* _Exercise brief_
Locate every line in the items below that contains the string "repudiandae", and copy each of those lines. Uppercase and lowercase must match.

:::::

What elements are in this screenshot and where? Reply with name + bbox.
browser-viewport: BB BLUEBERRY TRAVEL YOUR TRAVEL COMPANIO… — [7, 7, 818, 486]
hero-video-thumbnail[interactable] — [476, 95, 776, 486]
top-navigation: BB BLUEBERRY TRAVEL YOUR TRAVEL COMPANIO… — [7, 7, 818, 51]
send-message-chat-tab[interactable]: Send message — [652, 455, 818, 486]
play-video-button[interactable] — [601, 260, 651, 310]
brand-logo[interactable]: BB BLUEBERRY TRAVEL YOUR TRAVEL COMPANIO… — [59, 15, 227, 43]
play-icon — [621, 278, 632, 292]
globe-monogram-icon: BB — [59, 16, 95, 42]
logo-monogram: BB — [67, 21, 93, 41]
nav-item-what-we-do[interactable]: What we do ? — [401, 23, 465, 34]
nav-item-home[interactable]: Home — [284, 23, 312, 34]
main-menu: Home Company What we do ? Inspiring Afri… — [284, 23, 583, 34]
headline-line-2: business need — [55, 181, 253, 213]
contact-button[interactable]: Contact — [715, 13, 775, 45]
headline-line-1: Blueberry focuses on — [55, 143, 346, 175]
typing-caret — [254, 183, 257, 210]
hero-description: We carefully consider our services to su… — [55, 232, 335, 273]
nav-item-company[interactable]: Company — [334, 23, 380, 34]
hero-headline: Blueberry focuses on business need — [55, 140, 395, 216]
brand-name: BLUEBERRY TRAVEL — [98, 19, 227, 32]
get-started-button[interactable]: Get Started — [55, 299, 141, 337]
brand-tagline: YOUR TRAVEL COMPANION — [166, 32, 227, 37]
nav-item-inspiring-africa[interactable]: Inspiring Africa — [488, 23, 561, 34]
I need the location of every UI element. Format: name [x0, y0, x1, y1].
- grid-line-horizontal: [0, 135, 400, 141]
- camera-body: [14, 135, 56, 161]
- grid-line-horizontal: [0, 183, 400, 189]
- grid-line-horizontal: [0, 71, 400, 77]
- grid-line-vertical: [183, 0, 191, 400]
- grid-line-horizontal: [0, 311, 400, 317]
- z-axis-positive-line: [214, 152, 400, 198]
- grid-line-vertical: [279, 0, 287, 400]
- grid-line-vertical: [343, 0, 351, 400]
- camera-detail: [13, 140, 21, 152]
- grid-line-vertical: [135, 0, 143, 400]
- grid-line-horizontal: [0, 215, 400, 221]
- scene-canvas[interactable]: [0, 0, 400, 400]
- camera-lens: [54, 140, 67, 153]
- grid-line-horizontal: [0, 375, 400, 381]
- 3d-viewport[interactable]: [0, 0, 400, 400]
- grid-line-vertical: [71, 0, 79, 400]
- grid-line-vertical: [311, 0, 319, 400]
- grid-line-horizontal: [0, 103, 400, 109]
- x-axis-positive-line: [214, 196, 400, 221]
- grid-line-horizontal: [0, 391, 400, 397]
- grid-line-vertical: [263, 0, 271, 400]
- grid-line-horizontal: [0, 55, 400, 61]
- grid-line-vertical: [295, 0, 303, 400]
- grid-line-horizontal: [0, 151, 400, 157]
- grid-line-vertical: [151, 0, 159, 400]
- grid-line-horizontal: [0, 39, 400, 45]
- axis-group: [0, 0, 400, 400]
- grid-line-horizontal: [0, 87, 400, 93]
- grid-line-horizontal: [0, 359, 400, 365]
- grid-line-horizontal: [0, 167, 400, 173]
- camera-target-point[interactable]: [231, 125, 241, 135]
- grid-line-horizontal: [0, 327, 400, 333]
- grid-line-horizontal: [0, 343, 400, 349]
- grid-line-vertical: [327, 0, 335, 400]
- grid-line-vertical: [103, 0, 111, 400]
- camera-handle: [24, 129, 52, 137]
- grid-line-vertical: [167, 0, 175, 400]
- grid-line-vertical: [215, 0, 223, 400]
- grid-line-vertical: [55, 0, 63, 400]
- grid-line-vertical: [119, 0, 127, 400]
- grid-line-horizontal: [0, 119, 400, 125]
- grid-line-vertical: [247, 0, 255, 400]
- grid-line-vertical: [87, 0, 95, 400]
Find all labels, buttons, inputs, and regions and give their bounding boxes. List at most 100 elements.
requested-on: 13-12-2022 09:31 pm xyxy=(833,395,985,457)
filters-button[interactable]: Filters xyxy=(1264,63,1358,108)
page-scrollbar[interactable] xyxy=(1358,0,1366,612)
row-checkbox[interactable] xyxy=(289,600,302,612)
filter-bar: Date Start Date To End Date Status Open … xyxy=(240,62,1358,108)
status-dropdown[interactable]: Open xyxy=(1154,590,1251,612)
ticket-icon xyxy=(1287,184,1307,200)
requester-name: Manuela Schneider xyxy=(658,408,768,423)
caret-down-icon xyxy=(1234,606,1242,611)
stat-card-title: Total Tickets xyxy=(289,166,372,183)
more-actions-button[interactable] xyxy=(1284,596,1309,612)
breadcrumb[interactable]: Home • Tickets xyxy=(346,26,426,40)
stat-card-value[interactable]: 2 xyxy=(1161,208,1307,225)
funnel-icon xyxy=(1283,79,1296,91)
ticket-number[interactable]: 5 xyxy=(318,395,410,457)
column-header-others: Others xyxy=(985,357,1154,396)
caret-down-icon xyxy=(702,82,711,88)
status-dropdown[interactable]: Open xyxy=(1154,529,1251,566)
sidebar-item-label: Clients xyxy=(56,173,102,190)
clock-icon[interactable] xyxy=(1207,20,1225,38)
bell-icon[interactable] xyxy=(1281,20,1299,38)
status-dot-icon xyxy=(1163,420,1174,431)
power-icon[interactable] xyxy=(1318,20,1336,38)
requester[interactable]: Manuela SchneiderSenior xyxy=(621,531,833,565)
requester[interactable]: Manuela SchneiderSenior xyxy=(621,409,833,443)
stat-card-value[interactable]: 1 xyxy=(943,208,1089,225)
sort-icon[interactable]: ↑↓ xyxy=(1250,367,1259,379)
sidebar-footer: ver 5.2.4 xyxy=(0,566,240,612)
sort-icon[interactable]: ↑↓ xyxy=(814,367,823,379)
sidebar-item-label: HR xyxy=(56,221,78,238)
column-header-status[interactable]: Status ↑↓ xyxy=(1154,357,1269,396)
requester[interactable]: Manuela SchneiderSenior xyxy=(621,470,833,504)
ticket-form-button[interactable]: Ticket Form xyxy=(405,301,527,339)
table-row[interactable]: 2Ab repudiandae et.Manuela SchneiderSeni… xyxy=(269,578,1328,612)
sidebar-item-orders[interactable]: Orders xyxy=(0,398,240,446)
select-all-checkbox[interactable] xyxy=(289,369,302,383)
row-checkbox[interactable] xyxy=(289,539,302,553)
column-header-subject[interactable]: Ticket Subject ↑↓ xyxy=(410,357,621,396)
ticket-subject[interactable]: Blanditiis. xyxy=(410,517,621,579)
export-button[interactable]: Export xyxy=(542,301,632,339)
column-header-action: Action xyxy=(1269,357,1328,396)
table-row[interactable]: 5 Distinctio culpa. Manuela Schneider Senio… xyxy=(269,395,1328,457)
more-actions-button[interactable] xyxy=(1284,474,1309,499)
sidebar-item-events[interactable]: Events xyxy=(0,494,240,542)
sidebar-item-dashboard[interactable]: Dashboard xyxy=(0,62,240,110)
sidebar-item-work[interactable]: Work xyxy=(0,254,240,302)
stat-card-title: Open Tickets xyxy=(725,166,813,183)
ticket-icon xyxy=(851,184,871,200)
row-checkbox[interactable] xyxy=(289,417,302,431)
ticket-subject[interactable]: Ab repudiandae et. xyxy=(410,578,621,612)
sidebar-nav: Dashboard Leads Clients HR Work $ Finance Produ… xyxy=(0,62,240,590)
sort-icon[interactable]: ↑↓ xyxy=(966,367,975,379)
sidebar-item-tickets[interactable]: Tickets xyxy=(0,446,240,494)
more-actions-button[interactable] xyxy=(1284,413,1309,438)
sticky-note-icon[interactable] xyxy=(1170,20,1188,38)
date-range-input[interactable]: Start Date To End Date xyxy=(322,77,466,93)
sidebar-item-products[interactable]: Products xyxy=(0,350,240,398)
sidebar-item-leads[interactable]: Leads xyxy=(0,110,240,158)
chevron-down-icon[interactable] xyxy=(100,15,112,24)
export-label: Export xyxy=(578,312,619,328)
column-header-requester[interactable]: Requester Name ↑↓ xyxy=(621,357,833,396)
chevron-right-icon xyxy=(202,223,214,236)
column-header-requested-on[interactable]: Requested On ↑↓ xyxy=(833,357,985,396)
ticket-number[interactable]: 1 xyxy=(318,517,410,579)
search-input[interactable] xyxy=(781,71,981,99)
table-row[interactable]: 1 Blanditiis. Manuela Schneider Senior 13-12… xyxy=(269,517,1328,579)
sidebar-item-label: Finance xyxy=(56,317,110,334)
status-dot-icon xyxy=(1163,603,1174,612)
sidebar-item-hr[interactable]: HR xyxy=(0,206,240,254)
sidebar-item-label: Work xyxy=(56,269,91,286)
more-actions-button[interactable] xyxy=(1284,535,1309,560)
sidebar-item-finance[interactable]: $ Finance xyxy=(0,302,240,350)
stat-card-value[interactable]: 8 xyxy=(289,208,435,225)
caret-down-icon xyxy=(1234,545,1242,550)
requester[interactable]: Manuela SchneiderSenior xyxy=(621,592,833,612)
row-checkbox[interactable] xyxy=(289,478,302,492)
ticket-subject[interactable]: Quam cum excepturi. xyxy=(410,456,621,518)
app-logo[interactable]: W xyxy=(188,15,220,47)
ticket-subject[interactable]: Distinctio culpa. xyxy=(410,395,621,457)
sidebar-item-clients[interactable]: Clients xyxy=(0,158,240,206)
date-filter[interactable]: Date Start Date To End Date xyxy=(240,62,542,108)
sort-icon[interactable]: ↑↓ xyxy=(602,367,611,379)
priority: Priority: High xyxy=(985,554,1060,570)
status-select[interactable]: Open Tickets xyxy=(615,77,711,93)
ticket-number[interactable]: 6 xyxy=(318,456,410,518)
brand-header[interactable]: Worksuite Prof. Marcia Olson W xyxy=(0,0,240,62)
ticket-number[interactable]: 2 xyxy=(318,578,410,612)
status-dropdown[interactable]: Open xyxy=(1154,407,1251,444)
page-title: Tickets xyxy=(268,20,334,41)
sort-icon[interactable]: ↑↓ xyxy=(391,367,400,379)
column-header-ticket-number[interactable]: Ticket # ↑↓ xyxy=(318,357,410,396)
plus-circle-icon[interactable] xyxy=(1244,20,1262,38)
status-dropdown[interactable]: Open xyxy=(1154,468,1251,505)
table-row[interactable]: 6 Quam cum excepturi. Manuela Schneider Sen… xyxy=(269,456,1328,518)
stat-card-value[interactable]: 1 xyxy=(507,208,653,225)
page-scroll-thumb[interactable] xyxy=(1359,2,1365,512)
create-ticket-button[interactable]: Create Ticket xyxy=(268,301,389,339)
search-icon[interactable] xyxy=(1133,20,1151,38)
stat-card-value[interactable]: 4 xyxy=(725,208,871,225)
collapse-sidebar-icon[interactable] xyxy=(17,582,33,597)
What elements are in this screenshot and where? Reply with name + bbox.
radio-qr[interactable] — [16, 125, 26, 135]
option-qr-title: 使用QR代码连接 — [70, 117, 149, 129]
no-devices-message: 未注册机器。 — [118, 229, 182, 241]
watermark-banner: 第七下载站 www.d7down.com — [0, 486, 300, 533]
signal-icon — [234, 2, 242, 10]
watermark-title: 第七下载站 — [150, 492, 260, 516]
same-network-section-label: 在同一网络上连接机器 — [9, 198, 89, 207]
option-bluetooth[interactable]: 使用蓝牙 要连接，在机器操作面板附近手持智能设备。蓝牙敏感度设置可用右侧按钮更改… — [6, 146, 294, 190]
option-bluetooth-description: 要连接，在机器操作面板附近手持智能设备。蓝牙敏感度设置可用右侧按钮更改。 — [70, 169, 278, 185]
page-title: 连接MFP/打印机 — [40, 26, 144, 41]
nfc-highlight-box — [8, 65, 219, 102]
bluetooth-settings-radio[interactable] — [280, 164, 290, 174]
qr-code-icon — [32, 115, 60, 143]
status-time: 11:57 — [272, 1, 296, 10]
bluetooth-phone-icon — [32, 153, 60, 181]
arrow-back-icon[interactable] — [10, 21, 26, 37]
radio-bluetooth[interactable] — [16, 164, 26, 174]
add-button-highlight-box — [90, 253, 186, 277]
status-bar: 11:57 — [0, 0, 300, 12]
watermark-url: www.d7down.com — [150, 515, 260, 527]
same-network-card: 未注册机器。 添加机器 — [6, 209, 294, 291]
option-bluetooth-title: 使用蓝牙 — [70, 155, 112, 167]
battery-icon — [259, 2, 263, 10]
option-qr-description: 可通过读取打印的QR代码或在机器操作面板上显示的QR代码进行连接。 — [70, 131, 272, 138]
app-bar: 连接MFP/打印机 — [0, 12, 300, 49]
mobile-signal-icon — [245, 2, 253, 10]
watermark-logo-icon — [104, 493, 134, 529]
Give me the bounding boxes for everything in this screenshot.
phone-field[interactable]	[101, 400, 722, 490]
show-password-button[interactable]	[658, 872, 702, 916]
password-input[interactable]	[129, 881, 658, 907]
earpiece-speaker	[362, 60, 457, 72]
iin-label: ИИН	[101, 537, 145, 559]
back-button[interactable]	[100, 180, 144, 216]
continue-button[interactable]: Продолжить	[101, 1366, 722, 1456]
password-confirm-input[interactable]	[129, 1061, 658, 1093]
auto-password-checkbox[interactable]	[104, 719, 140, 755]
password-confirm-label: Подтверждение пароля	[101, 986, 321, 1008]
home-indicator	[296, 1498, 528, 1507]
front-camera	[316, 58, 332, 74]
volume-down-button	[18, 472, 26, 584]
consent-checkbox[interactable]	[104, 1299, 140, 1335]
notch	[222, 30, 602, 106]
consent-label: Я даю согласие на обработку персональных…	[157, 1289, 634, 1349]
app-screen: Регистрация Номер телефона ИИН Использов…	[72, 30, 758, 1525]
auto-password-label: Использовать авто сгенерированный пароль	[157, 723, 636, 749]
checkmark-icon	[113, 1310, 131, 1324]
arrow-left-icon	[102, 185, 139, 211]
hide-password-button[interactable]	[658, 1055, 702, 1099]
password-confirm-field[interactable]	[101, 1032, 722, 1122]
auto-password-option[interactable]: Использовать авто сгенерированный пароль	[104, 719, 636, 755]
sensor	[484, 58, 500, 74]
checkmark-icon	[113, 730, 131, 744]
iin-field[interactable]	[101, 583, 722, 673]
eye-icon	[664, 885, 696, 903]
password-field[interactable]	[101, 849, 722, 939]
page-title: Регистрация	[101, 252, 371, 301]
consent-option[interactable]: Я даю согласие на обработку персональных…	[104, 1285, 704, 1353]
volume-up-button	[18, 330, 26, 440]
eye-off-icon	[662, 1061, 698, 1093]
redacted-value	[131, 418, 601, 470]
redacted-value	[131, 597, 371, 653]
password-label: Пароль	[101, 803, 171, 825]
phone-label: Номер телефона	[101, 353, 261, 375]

:::::

* _Result of this exercise_
table-row[interactable]: 2Ab repudiandae et.Manuela SchneiderSeni… xyxy=(269,578,1328,612)
ticket-subject[interactable]: Ab repudiandae et. xyxy=(410,578,621,612)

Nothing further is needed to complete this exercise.